# What the task requires
Make a verbatim copy of the entries below; pictures stay out.

##### Recorded data

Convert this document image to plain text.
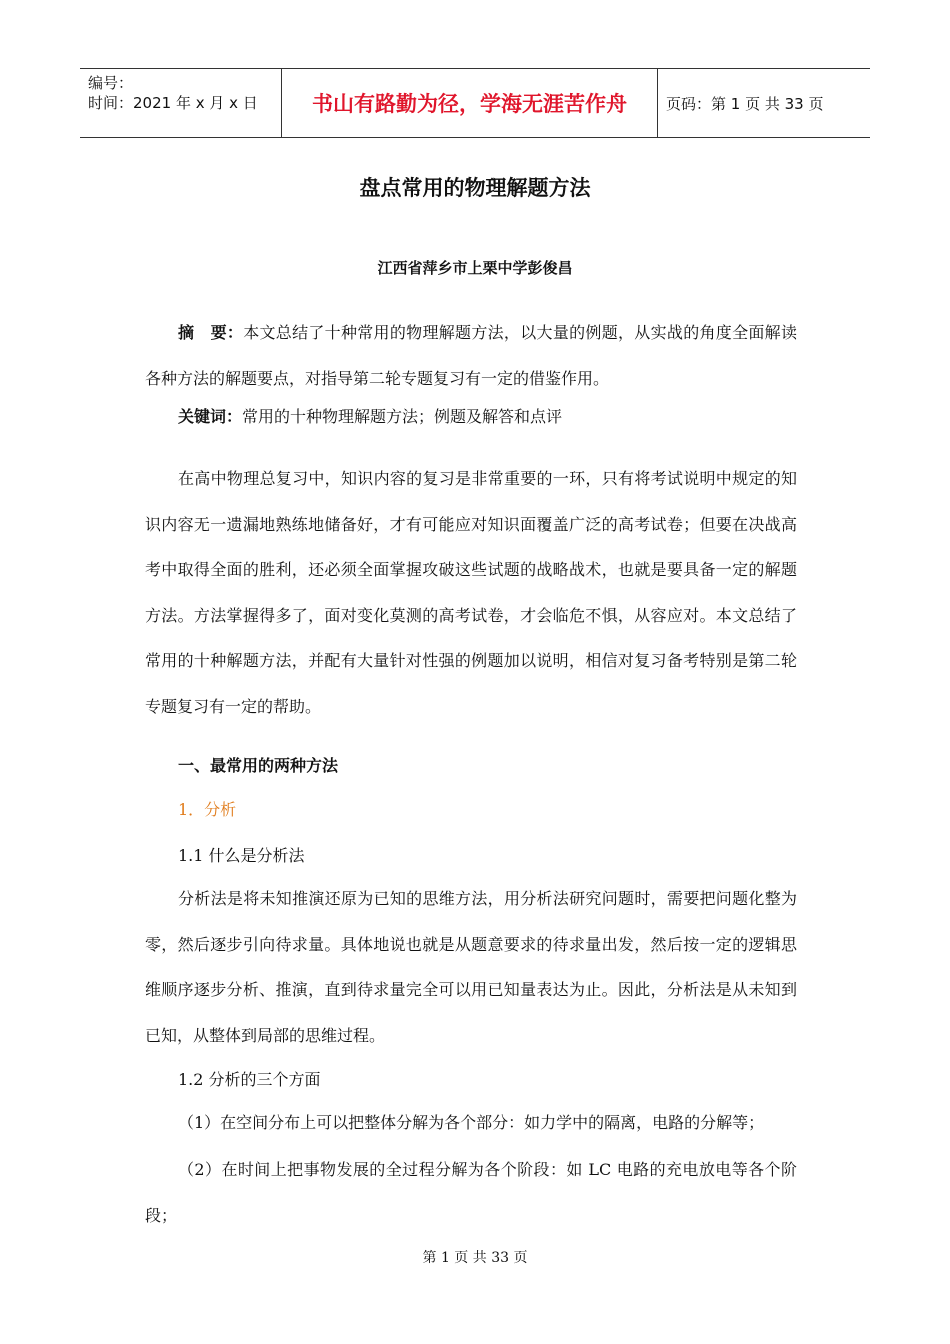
编号：
时间：2021 年 x 月 x 日	书山有路勤为径，学海无涯苦作舟	页码：第 1 页 共 33 页
盘点常用的物理解题方法
江西省萍乡市上栗中学彭俊昌

摘　要：本文总结了十种常用的物理解题方法，以大量的例题，从实战的角度全面解读各种方法的解题要点，对指导第二轮专题复习有一定的借鉴作用。

关键词：常用的十种物理解题方法；例题及解答和点评

在高中物理总复习中，知识内容的复习是非常重要的一环，只有将考试说明中规定的知识内容无一遗漏地熟练地储备好，才有可能应对知识面覆盖广泛的高考试卷；但要在决战高考中取得全面的胜利，还必须全面掌握攻破这些试题的战略战术，也就是要具备一定的解题方法。方法掌握得多了，面对变化莫测的高考试卷，才会临危不惧，从容应对。本文总结了常用的十种解题方法，并配有大量针对性强的例题加以说明，相信对复习备考特别是第二轮专题复习有一定的帮助。

一、最常用的两种方法

1．分析

1.1 什么是分析法

分析法是将未知推演还原为已知的思维方法，用分析法研究问题时，需要把问题化整为零，然后逐步引向待求量。具体地说也就是从题意要求的待求量出发，然后按一定的逻辑思维顺序逐步分析、推演，直到待求量完全可以用已知量表达为止。因此，分析法是从未知到已知，从整体到局部的思维过程。

1.2 分析的三个方面

（1）在空间分布上可以把整体分解为各个部分：如力学中的隔离，电路的分解等；

（2）在时间上把事物发展的全过程分解为各个阶段：如 LC 电路的充电放电等各个阶段；

第 1 页 共 33 页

##########

# Correct response
Convert this document image to plain text.
编号：
时间：2021 年 x 月 x 日	书山有路勤为径，学海无涯苦作舟	页码：第 1 页 共 33 页
盘点常用的物理解题方法
江西省萍乡市上栗中学彭俊昌

摘　要：本文总结了十种常用的物理解题方法，以大量的例题，从实战的角度全面解读各种方法的解题要点，对指导第二轮专题复习有一定的借鉴作用。

关键词：常用的十种物理解题方法；例题及解答和点评

在高中物理总复习中，知识内容的复习是非常重要的一环，只有将考试说明中规定的知识内容无一遗漏地熟练地储备好，才有可能应对知识面覆盖广泛的高考试卷；但要在决战高考中取得全面的胜利，还必须全面掌握攻破这些试题的战略战术，也就是要具备一定的解题方法。方法掌握得多了，面对变化莫测的高考试卷，才会临危不惧，从容应对。本文总结了常用的十种解题方法，并配有大量针对性强的例题加以说明，相信对复习备考特别是第二轮专题复习有一定的帮助。

一、最常用的两种方法

1．分析

1.1 什么是分析法

分析法是将未知推演还原为已知的思维方法，用分析法研究问题时，需要把问题化整为零，然后逐步引向待求量。具体地说也就是从题意要求的待求量出发，然后按一定的逻辑思维顺序逐步分析、推演，直到待求量完全可以用已知量表达为止。因此，分析法是从未知到已知，从整体到局部的思维过程。

1.2 分析的三个方面

（1）在空间分布上可以把整体分解为各个部分：如力学中的隔离，电路的分解等；

（2）在时间上把事物发展的全过程分解为各个阶段：如 LC 电路的充电放电等各个阶段；

第 1 页 共 33 页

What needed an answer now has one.